Your task is to transcribe the data in full.

======== Exercise materials ========

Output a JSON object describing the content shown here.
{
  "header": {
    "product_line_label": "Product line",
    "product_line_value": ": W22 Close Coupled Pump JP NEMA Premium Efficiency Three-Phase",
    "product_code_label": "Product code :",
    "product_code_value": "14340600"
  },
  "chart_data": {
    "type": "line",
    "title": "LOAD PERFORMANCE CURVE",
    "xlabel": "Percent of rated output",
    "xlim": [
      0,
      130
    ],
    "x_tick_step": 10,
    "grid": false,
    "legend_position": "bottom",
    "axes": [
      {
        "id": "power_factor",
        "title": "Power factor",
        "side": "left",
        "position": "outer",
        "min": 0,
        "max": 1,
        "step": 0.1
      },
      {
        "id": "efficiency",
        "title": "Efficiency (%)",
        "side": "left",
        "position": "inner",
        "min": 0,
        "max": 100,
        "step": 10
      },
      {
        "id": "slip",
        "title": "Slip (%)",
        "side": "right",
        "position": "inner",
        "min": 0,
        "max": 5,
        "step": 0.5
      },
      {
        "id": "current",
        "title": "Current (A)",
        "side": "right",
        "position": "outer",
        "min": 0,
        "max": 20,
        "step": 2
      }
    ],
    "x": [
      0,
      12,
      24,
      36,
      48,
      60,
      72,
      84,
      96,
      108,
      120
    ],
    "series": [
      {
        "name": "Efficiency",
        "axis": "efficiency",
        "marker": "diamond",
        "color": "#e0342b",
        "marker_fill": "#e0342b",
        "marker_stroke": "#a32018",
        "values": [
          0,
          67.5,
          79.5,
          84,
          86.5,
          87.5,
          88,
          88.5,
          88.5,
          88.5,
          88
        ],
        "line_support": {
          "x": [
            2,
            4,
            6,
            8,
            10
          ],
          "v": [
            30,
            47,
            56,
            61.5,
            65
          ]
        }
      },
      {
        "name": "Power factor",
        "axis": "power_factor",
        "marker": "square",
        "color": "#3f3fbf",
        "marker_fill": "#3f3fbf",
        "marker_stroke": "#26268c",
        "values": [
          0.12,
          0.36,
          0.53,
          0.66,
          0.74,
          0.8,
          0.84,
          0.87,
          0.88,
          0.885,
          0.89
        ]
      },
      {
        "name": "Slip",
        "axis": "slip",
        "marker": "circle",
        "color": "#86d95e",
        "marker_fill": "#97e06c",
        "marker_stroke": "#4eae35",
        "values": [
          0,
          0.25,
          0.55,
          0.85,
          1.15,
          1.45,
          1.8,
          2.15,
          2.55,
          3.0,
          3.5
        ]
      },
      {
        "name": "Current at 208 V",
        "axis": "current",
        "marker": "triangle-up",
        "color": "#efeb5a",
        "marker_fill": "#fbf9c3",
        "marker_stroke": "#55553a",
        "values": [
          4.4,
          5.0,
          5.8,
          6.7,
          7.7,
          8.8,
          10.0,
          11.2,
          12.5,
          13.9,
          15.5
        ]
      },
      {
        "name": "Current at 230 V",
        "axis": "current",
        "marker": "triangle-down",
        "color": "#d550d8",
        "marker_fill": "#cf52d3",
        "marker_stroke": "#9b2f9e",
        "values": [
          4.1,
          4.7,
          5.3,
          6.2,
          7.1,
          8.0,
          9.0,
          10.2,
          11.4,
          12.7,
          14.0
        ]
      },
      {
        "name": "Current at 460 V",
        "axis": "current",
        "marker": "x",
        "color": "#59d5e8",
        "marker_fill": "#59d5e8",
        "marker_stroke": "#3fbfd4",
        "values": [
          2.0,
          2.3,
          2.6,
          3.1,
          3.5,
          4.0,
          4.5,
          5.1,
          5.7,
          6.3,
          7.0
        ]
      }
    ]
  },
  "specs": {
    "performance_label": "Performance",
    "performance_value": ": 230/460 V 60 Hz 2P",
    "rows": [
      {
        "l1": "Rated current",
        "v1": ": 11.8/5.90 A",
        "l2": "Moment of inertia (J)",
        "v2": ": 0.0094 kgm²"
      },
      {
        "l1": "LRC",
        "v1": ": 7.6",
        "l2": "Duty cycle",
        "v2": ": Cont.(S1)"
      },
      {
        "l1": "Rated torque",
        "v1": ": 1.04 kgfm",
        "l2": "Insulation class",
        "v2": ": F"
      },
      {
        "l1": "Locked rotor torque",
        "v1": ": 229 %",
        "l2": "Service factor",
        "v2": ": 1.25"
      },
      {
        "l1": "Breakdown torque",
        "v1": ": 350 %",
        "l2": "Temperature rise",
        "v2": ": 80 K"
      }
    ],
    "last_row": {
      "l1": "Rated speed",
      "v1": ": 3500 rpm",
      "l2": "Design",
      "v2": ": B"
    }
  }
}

========

Result:
Output a JSON object describing the content shown here.
{
  "header": {
    "product_line_label": "Product line",
    "product_line_value": ": W22 Close Coupled Pump JP NEMA Premium Efficiency Three-Phase",
    "product_code_label": "Product code :",
    "product_code_value": "14340600"
  },
  "chart_data": {
    "type": "line",
    "title": "LOAD PERFORMANCE CURVE",
    "xlabel": "Percent of rated output",
    "xlim": [
      0,
      130
    ],
    "x_tick_step": 10,
    "grid": false,
    "legend_position": "bottom",
    "axes": [
      {
        "id": "power_factor",
        "title": "Power factor",
        "side": "left",
        "position": "outer",
        "min": 0,
        "max": 1,
        "step": 0.1
      },
      {
        "id": "efficiency",
        "title": "Efficiency (%)",
        "side": "left",
        "position": "inner",
        "min": 0,
        "max": 100,
        "step": 10
      },
      {
        "id": "slip",
        "title": "Slip (%)",
        "side": "right",
        "position": "inner",
        "min": 0,
        "max": 5,
        "step": 0.5
      },
      {
        "id": "current",
        "title": "Current (A)",
        "side": "right",
        "position": "outer",
        "min": 0,
        "max": 20,
        "step": 2
      }
    ],
    "x": [
      0,
      12,
      24,
      36,
      48,
      60,
      72,
      84,
      96,
      108,
      120
    ],
    "series": [
      {
        "name": "Efficiency",
        "axis": "efficiency",
        "marker": "diamond",
        "color": "#e0342b",
        "marker_fill": "#e0342b",
        "marker_stroke": "#a32018",
        "values": [
          0,
          67.5,
          79.5,
          84,
          86.5,
          87.5,
          88,
          88.5,
          88.5,
          88.5,
          88
        ],
        "line_support": {
          "x": [
            2,
            4,
            6,
            8,
            10
          ],
          "v": [
            30,
            47,
            56,
            61.5,
            65
          ]
        }
      },
      {
        "name": "Power factor",
        "axis": "power_factor",
        "marker": "square",
        "color": "#3f3fbf",
        "marker_fill": "#3f3fbf",
        "marker_stroke": "#26268c",
        "values": [
          0.12,
          0.36,
          0.53,
          0.66,
          0.74,
          0.8,
          0.84,
          0.87,
          0.88,
          0.885,
          0.89
        ]
      },
      {
        "name": "Slip",
        "axis": "slip",
        "marker": "circle",
        "color": "#86d95e",
        "marker_fill": "#97e06c",
        "marker_stroke": "#4eae35",
        "values": [
          0,
          0.25,
          0.55,
          0.85,
          1.15,
          1.45,
          1.8,
          2.15,
          2.55,
          3.0,
          3.5
        ]
      },
      {
        "name": "Current at 208 V",
        "axis": "current",
        "marker": "triangle-up",
        "color": "#efeb5a",
        "marker_fill": "#fbf9c3",
        "marker_stroke": "#55553a",
        "values": [
          4.4,
          5.0,
          5.8,
          6.7,
          7.7,
          8.8,
          10.0,
          11.2,
          12.5,
          13.9,
          15.5
        ]
      },
      {
        "name": "Current at 230 V",
        "axis": "current",
        "marker": "triangle-down",
        "color": "#d550d8",
        "marker_fill": "#cf52d3",
        "marker_stroke": "#9b2f9e",
        "values": [
          4.1,
          4.7,
          5.3,
          6.2,
          7.1,
          8.0,
          9.0,
          10.2,
          11.4,
          12.7,
          14.0
        ]
      },
      {
        "name": "Current at 460 V",
        "axis": "current",
        "marker": "x",
        "color": "#59d5e8",
        "marker_fill": "#59d5e8",
        "marker_stroke": "#3fbfd4",
        "values": [
          2.0,
          2.3,
          2.6,
          3.1,
          3.5,
          4.0,
          4.5,
          5.1,
          5.7,
          6.3,
          7.0
        ]
      }
    ]
  },
  "specs": {
    "performance_label": "Performance",
    "performance_value": ": 230/460 V 60 Hz 2P",
    "rows": [
      {
        "l1": "Rated current",
        "v1": ": 11.8/5.90 A",
        "l2": "Moment of inertia (J)",
        "v2": ": 0.0094 kgm²"
      },
      {
        "l1": "LRC",
        "v1": ": 7.6",
        "l2": "Duty cycle",
        "v2": ": Cont.(S1)"
      },
      {
        "l1": "Rated torque",
        "v1": ": 1.04 kgfm",
        "l2": "Insulation class",
        "v2": ": F"
      },
      {
        "l1": "Locked rotor torque",
        "v1": ": 229 %",
        "l2": "Service factor",
        "v2": ": 1.25"
      },
      {
        "l1": "Breakdown torque",
        "v1": ": 350 %",
        "l2": "Temperature rise",
        "v2": ": 80 K"
      }
    ],
    "last_row": {
      "l1": "Rated speed",
      "v1": ": 3500 rpm",
      "l2": "Design",
      "v2": ": B"
    }
  }
}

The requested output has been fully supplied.